(Exercise directions) Look through the lines below and extract each one that contains "JSON".

(Listing)
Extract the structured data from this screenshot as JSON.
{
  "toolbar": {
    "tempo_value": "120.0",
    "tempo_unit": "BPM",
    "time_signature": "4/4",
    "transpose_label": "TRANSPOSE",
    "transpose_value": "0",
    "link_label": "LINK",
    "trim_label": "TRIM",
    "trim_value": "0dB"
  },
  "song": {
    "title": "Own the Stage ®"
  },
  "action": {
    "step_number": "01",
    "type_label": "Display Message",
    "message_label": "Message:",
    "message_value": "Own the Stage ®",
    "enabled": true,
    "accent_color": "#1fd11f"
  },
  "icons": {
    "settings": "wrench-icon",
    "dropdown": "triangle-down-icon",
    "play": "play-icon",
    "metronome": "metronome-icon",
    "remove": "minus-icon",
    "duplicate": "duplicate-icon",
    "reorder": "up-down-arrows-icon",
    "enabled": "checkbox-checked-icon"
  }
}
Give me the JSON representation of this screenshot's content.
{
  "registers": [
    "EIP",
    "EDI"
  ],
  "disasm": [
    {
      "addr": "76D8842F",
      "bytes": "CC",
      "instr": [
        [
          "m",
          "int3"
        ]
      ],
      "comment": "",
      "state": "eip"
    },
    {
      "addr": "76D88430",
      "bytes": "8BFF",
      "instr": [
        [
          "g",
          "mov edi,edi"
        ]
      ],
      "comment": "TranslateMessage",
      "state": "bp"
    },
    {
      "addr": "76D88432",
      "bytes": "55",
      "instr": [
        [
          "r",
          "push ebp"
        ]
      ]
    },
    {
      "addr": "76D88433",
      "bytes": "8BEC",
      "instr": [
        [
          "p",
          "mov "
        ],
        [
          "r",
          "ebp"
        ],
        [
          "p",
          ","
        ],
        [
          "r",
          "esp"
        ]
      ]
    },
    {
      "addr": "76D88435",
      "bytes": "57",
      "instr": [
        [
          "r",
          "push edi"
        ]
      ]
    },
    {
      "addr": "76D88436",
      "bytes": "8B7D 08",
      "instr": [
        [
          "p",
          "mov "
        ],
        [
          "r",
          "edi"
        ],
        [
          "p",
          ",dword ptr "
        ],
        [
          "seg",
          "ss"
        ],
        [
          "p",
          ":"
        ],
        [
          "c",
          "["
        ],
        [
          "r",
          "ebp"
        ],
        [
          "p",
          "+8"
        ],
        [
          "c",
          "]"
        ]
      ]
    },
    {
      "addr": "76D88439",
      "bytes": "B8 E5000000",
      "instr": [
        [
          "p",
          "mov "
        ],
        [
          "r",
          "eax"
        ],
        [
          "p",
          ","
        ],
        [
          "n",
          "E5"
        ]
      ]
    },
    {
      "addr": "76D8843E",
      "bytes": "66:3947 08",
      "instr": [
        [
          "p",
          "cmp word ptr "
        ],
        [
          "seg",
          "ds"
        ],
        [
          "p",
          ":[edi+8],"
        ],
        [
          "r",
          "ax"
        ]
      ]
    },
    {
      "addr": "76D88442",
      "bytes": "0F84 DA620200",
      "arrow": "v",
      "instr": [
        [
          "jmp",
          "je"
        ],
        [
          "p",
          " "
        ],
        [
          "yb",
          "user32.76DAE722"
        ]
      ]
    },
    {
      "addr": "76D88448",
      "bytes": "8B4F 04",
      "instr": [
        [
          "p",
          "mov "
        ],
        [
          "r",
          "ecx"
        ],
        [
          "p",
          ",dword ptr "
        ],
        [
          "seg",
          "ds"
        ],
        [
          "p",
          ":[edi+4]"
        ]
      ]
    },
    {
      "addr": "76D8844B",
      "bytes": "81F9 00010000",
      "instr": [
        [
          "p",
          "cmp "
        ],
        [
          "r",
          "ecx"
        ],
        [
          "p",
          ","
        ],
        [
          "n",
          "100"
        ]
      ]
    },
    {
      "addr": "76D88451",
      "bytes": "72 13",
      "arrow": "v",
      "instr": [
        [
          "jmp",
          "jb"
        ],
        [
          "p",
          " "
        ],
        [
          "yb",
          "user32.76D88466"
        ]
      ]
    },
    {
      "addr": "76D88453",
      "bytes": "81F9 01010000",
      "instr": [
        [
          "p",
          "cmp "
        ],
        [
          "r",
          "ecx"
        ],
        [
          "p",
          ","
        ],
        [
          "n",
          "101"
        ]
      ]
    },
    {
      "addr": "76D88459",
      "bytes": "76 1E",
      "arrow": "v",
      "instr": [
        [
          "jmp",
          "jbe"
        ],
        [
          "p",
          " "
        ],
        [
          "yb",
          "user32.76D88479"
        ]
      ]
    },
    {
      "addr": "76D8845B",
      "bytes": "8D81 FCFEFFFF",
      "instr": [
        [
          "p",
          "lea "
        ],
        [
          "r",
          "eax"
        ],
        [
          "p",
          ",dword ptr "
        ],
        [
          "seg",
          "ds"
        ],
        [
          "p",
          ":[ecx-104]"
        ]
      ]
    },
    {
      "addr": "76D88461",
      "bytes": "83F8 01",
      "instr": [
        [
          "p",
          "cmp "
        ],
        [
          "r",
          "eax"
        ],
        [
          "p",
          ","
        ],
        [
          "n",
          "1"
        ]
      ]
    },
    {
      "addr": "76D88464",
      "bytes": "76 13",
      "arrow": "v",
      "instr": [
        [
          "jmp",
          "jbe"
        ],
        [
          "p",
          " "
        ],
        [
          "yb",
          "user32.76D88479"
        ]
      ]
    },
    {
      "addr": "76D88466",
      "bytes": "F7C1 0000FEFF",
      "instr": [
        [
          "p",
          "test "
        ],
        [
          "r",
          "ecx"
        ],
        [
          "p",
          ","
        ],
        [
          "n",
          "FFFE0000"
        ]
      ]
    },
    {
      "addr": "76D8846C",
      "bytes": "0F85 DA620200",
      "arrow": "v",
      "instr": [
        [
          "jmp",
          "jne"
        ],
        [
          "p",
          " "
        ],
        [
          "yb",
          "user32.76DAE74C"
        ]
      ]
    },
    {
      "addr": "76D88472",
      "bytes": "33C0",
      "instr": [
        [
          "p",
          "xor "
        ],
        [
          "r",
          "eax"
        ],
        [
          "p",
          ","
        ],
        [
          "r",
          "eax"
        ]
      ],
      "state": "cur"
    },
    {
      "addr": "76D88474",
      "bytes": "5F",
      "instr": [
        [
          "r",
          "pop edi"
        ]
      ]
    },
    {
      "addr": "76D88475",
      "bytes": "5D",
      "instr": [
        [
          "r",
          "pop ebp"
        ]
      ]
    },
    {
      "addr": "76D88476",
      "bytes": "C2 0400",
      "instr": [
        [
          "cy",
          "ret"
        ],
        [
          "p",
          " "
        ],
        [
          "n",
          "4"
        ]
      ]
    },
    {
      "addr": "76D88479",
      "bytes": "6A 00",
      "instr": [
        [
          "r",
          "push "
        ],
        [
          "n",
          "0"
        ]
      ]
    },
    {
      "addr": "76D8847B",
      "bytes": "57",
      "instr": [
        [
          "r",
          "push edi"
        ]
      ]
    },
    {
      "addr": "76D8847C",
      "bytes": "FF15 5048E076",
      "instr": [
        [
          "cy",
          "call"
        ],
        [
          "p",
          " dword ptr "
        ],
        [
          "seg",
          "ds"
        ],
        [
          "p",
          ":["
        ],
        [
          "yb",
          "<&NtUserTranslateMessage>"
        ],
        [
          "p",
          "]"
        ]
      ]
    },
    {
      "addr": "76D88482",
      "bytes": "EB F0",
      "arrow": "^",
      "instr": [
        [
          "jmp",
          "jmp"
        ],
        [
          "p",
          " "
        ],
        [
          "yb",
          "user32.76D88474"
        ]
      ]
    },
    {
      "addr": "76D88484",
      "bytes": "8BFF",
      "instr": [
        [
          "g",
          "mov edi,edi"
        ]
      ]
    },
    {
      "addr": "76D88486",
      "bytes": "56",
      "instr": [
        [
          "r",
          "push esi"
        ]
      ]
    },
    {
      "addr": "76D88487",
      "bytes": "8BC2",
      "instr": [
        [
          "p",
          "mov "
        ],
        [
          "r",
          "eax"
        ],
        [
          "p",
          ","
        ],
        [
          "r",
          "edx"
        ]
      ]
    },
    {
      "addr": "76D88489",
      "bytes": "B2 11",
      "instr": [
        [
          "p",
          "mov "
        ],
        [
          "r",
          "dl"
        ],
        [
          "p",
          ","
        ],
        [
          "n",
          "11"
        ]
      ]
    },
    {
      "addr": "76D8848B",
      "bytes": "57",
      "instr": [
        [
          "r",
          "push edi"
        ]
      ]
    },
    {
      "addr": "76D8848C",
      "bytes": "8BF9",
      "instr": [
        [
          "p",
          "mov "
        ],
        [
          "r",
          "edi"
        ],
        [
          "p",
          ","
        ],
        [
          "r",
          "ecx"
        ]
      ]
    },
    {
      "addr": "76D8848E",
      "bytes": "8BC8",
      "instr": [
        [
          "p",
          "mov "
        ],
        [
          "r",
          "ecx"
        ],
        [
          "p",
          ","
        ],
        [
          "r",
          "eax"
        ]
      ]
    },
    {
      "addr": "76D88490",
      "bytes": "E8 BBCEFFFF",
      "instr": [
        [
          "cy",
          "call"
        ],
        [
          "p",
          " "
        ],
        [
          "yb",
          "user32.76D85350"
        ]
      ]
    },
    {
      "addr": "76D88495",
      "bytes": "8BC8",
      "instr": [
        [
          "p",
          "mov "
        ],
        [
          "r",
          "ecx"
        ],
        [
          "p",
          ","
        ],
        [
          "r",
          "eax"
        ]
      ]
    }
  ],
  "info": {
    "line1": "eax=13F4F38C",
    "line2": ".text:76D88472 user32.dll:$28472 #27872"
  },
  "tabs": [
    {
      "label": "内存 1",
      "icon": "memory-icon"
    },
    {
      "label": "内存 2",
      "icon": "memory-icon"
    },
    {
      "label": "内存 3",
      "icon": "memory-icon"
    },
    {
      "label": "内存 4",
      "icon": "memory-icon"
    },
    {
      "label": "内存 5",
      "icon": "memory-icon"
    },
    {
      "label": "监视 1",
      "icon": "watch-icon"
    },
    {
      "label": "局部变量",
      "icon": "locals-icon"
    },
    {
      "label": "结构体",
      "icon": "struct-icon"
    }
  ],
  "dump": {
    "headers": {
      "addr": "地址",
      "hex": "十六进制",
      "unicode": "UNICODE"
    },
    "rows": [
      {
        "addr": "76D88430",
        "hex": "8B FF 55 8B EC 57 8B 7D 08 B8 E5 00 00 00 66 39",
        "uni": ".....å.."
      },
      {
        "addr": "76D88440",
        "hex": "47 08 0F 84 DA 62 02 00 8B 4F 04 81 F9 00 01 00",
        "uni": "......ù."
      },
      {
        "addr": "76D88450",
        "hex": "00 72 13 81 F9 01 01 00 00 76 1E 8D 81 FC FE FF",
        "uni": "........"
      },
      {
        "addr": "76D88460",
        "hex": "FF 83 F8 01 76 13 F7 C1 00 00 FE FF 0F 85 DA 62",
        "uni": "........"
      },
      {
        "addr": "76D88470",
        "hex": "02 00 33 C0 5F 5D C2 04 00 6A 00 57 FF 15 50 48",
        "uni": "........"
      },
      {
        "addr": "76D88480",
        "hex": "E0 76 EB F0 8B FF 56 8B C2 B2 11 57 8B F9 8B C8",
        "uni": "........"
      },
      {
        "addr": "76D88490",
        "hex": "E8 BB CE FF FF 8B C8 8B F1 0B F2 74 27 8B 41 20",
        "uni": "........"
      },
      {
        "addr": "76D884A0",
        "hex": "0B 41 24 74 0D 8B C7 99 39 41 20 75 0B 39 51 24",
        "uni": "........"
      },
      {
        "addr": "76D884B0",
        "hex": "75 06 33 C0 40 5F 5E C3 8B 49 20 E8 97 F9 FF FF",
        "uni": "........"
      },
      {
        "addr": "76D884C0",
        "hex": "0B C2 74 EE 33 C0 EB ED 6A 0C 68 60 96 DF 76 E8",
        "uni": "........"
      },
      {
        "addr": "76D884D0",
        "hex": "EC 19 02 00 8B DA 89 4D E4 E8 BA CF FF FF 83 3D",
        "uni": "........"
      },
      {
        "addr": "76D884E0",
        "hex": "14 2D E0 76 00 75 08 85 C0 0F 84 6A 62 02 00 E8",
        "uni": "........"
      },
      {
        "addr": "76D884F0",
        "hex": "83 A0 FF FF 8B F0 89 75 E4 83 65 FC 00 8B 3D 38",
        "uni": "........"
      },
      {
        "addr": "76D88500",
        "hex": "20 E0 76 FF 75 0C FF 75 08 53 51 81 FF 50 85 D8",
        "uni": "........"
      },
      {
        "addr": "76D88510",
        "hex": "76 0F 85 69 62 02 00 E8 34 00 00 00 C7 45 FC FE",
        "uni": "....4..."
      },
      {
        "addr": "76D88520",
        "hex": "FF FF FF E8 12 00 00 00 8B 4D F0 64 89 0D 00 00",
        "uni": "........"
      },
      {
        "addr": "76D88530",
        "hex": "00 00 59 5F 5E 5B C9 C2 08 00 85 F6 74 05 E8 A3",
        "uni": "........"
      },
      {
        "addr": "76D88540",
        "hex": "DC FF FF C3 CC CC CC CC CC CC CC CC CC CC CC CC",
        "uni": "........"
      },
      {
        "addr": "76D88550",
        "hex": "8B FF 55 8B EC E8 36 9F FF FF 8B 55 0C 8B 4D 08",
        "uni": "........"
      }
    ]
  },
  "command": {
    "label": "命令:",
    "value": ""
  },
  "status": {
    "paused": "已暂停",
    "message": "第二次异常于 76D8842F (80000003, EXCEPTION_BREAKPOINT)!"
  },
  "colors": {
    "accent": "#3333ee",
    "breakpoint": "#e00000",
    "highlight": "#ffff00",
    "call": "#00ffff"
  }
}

(Solution to this task)
Extract the structured data from this screenshot as JSON.
Give me the JSON representation of this screenshot's content.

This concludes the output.